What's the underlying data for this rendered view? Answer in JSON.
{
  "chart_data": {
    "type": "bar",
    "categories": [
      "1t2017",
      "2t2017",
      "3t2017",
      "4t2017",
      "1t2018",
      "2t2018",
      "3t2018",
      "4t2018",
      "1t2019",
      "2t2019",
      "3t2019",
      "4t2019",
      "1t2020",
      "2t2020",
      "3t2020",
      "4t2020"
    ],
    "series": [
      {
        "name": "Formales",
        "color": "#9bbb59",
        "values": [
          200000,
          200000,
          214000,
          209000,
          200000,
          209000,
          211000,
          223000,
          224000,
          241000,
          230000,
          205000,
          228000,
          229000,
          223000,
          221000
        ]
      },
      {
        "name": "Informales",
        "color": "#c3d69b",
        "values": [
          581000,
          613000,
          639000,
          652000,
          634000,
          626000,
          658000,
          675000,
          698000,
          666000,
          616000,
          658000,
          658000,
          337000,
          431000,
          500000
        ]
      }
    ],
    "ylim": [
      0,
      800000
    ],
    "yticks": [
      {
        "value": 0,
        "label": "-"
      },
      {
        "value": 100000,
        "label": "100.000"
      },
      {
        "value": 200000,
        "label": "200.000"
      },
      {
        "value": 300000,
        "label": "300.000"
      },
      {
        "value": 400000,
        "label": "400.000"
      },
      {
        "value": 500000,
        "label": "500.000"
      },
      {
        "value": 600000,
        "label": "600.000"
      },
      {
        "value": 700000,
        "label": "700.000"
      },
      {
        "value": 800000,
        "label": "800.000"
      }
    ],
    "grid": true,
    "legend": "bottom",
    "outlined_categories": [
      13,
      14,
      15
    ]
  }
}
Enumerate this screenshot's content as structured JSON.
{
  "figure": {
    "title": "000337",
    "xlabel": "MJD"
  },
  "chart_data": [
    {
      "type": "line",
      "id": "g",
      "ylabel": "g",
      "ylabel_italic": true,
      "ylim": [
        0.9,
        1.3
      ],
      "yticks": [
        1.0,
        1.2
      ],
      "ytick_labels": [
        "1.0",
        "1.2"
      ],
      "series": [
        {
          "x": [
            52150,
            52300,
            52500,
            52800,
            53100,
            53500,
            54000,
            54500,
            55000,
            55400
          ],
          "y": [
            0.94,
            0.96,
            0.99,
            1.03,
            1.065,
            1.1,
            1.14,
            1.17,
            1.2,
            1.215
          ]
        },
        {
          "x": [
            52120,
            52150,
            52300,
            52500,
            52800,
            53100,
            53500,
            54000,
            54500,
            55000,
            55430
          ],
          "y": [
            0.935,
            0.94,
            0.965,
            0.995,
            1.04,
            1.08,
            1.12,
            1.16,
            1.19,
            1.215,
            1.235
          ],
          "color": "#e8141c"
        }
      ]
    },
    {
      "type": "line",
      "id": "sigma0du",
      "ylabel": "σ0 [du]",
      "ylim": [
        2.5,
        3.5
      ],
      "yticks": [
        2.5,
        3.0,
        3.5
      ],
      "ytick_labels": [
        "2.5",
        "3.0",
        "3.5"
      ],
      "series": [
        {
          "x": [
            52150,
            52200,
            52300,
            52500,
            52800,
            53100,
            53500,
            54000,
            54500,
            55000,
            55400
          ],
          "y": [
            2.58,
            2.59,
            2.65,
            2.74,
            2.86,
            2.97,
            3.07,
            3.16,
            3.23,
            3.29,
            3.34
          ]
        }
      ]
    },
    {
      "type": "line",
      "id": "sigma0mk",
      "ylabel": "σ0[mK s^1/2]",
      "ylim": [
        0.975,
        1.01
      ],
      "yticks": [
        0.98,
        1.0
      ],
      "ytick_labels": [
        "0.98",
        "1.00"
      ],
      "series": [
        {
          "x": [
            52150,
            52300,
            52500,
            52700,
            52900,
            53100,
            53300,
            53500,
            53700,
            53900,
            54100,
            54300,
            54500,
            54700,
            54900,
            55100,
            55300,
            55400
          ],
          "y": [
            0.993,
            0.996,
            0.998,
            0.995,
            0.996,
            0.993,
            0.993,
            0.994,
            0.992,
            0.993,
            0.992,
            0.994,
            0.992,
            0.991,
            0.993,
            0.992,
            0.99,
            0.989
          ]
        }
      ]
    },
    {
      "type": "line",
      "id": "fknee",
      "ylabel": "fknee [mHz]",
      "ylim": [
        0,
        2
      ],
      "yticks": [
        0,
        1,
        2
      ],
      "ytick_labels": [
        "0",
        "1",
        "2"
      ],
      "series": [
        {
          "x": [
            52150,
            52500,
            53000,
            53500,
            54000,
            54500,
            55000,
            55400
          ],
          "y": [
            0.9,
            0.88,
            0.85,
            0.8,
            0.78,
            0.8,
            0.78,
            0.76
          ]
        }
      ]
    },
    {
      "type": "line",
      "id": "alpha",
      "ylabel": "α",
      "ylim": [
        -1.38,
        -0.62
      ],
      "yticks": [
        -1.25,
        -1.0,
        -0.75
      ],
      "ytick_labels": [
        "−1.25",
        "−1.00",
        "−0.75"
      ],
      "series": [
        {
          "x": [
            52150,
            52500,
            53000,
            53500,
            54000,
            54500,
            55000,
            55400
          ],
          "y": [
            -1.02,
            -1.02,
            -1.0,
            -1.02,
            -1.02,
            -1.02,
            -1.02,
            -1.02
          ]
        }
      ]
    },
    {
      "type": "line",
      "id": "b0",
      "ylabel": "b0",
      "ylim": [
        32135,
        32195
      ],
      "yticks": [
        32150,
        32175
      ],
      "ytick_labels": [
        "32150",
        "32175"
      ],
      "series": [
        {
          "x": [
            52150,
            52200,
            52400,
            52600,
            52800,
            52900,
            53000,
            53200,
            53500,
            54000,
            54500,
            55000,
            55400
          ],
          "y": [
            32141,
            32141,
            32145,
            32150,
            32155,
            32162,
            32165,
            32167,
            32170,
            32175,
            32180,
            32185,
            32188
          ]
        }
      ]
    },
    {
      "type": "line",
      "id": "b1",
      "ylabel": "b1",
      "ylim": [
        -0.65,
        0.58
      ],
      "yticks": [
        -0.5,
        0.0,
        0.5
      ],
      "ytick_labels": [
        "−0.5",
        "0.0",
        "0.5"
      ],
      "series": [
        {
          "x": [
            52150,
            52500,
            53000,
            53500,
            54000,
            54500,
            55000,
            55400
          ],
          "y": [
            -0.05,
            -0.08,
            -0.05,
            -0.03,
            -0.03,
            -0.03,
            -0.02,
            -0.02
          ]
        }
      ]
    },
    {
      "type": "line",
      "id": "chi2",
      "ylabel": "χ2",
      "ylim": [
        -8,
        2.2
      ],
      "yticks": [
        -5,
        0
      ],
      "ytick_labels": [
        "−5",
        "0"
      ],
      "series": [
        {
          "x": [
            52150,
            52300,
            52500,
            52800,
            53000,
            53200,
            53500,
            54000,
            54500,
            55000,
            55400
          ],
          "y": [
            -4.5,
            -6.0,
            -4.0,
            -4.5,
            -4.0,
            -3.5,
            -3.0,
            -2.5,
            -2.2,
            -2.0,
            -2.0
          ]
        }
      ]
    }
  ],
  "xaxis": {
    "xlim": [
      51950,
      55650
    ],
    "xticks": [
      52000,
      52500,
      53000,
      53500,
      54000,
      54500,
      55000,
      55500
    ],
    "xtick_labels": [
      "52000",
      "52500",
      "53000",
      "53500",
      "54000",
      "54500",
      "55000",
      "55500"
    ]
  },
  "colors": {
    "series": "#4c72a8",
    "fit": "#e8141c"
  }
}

- Task brief -
Identify the lines of the entries containing the string "JSON". Copy each such line.

- Right answer -
What's the underlying data for this rendered view? Answer in JSON.
Enumerate this screenshot's content as structured JSON.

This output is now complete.